Request: Omit all images. Transcribe the rest of the material below exactly.

Stored data entries
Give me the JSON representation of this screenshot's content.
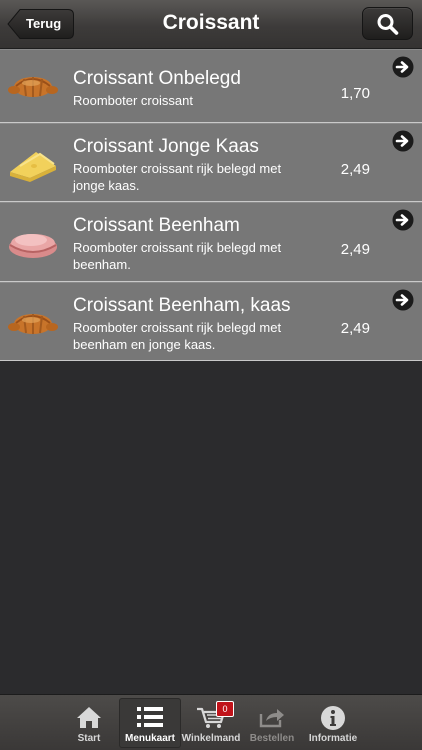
{
  "header": {
    "back_label": "Terug",
    "title": "Croissant",
    "search_icon": "search-icon"
  },
  "items": [
    {
      "name": "Croissant Onbelegd",
      "desc": "Roomboter croissant",
      "price": "1,70",
      "image": "croissant"
    },
    {
      "name": "Croissant Jonge Kaas",
      "desc": "Roomboter croissant rijk belegd met jonge kaas.",
      "price": "2,49",
      "image": "cheese"
    },
    {
      "name": "Croissant Beenham",
      "desc": "Roomboter croissant rijk belegd met beenham.",
      "price": "2,49",
      "image": "ham"
    },
    {
      "name": "Croissant Beenham, kaas",
      "desc": "Roomboter croissant rijk belegd met beenham en jonge kaas.",
      "price": "2,49",
      "image": "croissant"
    }
  ],
  "tabbar": {
    "tabs": [
      {
        "label": "Start",
        "icon": "home-icon"
      },
      {
        "label": "Menukaart",
        "icon": "list-icon"
      },
      {
        "label": "Winkelmand",
        "icon": "cart-icon",
        "badge": "0"
      },
      {
        "label": "Bestellen",
        "icon": "share-icon"
      },
      {
        "label": "Informatie",
        "icon": "info-icon"
      }
    ],
    "active": "Menukaart"
  },
  "colors": {
    "row_bg": "#777777",
    "header_bg": "#3d3b3a",
    "badge": "#c0131a",
    "body_bg": "#2b2b2d"
  }
}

Task solution:
Give me the JSON representation of this screenshot's content.
{
  "header": {
    "back_label": "Terug",
    "title": "Croissant",
    "search_icon": "search-icon"
  },
  "items": [
    {
      "name": "Croissant Onbelegd",
      "desc": "Roomboter croissant",
      "price": "1,70",
      "image": "croissant"
    },
    {
      "name": "Croissant Jonge Kaas",
      "desc": "Roomboter croissant rijk belegd met jonge kaas.",
      "price": "2,49",
      "image": "cheese"
    },
    {
      "name": "Croissant Beenham",
      "desc": "Roomboter croissant rijk belegd met beenham.",
      "price": "2,49",
      "image": "ham"
    },
    {
      "name": "Croissant Beenham, kaas",
      "desc": "Roomboter croissant rijk belegd met beenham en jonge kaas.",
      "price": "2,49",
      "image": "croissant"
    }
  ],
  "tabbar": {
    "tabs": [
      {
        "label": "Start",
        "icon": "home-icon"
      },
      {
        "label": "Menukaart",
        "icon": "list-icon"
      },
      {
        "label": "Winkelmand",
        "icon": "cart-icon",
        "badge": "0"
      },
      {
        "label": "Bestellen",
        "icon": "share-icon"
      },
      {
        "label": "Informatie",
        "icon": "info-icon"
      }
    ],
    "active": "Menukaart"
  },
  "colors": {
    "row_bg": "#777777",
    "header_bg": "#3d3b3a",
    "badge": "#c0131a",
    "body_bg": "#2b2b2d"
  }
}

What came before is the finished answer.